## RAW DATA
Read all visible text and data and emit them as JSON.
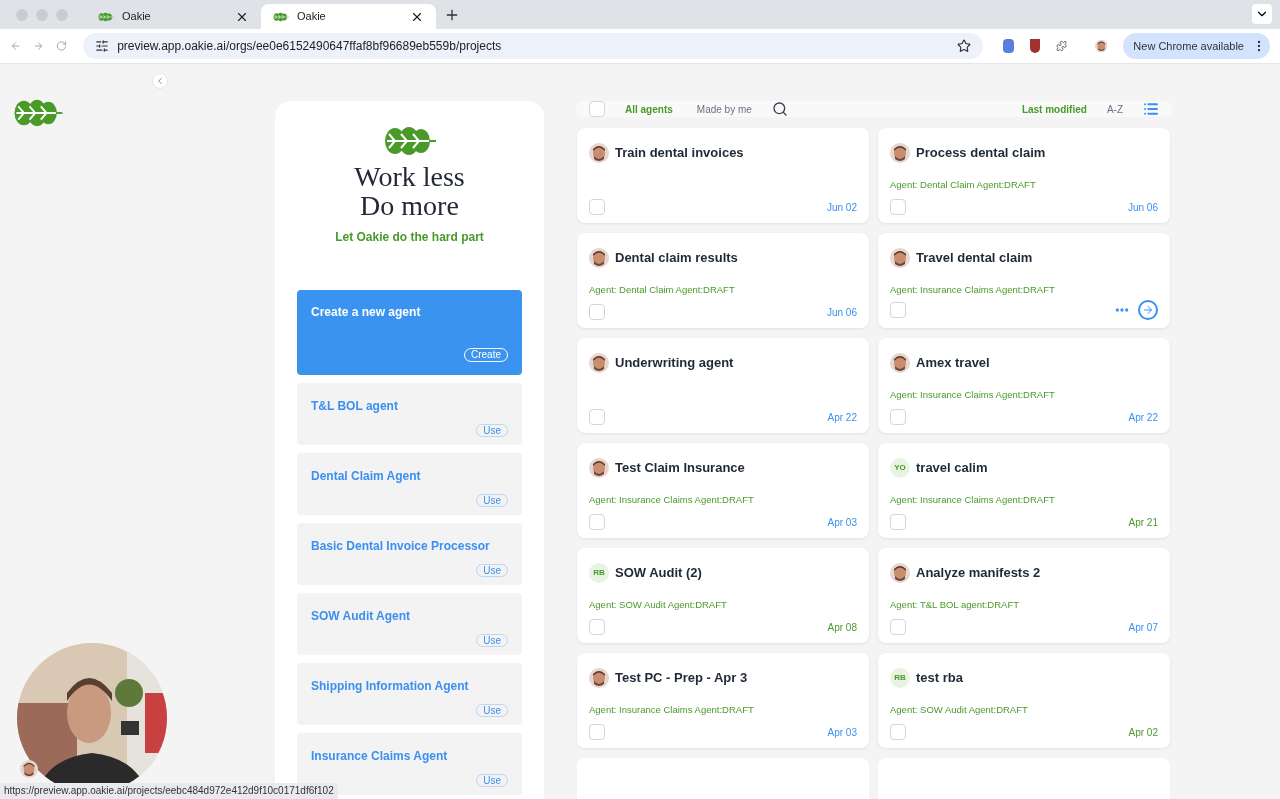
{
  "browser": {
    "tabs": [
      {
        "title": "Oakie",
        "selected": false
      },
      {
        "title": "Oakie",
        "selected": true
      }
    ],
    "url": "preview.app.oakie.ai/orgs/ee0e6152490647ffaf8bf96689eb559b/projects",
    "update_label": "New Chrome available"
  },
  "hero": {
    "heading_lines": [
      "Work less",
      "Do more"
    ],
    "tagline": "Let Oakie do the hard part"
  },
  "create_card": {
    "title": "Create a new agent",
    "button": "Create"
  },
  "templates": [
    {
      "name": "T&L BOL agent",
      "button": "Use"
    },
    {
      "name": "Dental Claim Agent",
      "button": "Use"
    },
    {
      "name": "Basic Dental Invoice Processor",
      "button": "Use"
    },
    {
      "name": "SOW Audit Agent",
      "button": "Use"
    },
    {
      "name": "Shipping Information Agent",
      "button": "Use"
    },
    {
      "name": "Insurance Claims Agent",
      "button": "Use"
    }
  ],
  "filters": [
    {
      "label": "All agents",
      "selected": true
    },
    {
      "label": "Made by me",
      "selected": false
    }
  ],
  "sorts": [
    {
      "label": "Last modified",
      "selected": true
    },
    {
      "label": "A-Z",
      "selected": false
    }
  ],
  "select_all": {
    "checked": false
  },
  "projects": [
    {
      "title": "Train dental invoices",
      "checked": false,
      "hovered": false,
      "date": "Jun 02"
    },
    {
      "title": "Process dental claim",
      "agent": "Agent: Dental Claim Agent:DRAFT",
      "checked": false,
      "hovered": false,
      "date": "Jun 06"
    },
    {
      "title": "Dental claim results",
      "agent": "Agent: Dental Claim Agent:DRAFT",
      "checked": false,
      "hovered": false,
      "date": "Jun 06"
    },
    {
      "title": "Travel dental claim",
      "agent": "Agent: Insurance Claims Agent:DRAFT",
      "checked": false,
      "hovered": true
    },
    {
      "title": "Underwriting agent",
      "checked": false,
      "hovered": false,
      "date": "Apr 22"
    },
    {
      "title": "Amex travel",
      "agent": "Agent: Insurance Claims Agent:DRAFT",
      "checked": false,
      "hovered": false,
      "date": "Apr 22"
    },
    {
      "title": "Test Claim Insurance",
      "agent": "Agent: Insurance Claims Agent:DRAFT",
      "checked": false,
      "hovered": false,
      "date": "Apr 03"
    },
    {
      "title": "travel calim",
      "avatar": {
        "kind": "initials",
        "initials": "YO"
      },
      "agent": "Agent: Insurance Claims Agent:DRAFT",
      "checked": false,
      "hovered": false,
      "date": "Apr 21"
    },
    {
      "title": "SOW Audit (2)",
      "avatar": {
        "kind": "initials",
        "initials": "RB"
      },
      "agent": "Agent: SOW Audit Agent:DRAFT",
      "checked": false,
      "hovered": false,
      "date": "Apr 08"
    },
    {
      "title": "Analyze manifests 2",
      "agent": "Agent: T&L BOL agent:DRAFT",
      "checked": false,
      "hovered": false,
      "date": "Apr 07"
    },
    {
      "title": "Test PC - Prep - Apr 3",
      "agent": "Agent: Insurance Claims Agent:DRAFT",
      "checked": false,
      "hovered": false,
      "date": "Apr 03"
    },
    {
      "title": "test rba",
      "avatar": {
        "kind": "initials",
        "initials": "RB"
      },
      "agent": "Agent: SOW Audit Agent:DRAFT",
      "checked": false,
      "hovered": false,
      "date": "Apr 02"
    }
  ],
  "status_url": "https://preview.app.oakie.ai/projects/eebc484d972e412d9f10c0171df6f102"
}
---
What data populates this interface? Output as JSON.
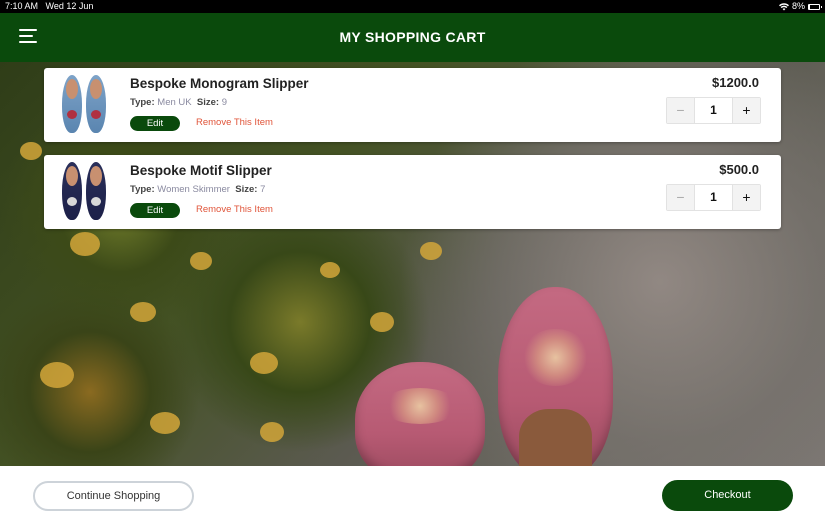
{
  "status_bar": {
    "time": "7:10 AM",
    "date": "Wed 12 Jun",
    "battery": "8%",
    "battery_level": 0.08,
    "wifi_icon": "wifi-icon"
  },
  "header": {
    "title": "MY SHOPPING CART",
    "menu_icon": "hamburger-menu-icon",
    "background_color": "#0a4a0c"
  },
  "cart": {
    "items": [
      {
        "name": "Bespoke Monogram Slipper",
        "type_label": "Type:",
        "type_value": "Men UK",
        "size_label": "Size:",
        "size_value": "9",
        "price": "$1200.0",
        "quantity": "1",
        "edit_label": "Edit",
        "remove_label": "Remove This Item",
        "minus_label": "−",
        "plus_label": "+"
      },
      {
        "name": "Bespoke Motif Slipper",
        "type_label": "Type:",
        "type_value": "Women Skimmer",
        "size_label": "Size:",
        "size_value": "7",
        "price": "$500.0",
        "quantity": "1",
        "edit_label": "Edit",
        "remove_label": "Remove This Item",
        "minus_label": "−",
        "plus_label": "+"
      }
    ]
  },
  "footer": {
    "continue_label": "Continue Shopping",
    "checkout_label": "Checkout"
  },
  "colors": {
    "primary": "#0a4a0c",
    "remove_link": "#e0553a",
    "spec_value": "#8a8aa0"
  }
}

## EXERCISE OBJECTIVE
Copy each line of the records that contains the word "projects".

## THE RESPONSE
    "url": "preview.app.oakie.ai/orgs/ee0e6152490647ffaf8bf96689eb559b/projects",
  "projects": [
  "status_url": "https://preview.app.oakie.ai/projects/eebc484d972e412d9f10c0171df6f102"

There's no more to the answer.